## Exercise
How many lines of these records hold the string "receive"? Reply with the number alone.

(Stored dataset items)
## begin

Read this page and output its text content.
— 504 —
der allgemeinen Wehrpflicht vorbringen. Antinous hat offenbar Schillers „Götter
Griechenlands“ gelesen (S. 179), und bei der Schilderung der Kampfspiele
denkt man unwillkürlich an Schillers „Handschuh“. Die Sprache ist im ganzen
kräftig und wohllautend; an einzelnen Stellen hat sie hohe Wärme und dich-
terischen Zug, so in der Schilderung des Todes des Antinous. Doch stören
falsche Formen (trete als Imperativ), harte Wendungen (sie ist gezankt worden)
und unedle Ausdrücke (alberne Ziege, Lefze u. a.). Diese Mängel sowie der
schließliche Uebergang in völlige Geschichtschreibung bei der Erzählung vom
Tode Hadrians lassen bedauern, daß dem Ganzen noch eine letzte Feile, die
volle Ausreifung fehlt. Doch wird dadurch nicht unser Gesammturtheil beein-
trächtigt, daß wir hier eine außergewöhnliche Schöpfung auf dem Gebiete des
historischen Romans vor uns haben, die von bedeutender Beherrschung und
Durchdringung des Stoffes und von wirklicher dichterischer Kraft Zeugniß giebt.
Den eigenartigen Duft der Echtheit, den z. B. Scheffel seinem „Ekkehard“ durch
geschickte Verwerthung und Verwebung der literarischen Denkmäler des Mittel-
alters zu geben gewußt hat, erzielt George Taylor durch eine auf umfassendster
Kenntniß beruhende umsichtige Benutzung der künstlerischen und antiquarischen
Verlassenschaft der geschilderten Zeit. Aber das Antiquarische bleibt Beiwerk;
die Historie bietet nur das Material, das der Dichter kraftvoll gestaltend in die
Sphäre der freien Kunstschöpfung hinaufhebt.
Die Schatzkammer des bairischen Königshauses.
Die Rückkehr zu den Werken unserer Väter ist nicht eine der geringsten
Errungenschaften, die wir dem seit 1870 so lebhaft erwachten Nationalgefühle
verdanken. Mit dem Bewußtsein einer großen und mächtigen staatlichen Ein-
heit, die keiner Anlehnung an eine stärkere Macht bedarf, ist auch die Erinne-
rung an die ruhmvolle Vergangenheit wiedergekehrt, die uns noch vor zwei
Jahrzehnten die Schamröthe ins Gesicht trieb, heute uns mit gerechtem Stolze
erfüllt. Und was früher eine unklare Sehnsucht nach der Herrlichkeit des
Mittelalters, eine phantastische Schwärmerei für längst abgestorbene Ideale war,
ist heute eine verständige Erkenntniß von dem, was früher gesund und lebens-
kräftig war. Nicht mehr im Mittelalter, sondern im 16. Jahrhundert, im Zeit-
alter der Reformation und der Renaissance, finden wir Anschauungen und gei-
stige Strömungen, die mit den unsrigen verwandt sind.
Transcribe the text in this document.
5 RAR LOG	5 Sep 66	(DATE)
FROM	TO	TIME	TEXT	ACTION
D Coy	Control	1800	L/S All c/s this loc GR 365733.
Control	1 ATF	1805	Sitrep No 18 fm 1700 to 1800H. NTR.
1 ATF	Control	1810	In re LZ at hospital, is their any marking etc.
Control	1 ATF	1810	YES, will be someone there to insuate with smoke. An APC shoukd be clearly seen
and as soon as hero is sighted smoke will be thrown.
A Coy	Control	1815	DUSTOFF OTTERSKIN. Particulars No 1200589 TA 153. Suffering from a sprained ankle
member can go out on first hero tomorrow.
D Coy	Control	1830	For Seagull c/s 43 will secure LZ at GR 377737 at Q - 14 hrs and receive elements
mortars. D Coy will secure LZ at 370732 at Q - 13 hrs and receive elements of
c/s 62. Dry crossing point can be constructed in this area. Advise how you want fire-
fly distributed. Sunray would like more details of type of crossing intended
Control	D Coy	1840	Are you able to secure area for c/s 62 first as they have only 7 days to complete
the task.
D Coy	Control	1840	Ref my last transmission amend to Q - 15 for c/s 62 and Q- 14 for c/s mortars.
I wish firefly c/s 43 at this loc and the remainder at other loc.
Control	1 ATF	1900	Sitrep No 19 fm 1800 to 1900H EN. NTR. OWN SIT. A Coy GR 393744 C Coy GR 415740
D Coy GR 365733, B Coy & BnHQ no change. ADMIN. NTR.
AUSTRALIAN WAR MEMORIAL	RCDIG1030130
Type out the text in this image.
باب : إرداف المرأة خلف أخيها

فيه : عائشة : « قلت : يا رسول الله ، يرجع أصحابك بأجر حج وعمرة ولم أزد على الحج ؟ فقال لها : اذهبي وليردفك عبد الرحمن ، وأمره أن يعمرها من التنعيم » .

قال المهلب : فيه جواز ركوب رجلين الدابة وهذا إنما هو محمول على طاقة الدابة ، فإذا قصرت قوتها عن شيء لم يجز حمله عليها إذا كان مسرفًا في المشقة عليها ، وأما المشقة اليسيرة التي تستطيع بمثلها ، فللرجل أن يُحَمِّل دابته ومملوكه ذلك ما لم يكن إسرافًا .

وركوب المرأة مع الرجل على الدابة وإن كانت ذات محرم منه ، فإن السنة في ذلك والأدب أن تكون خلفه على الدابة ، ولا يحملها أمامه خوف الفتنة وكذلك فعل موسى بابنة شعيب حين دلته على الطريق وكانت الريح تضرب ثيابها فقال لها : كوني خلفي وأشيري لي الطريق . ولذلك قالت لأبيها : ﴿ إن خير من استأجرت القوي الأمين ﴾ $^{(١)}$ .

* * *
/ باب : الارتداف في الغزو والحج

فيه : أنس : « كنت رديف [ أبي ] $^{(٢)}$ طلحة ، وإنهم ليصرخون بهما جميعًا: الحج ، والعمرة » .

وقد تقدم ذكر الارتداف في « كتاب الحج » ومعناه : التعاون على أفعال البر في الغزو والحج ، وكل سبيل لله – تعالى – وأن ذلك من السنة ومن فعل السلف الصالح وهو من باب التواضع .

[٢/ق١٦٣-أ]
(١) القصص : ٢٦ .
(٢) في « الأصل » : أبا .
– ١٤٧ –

## end

## Answer for this exercise
2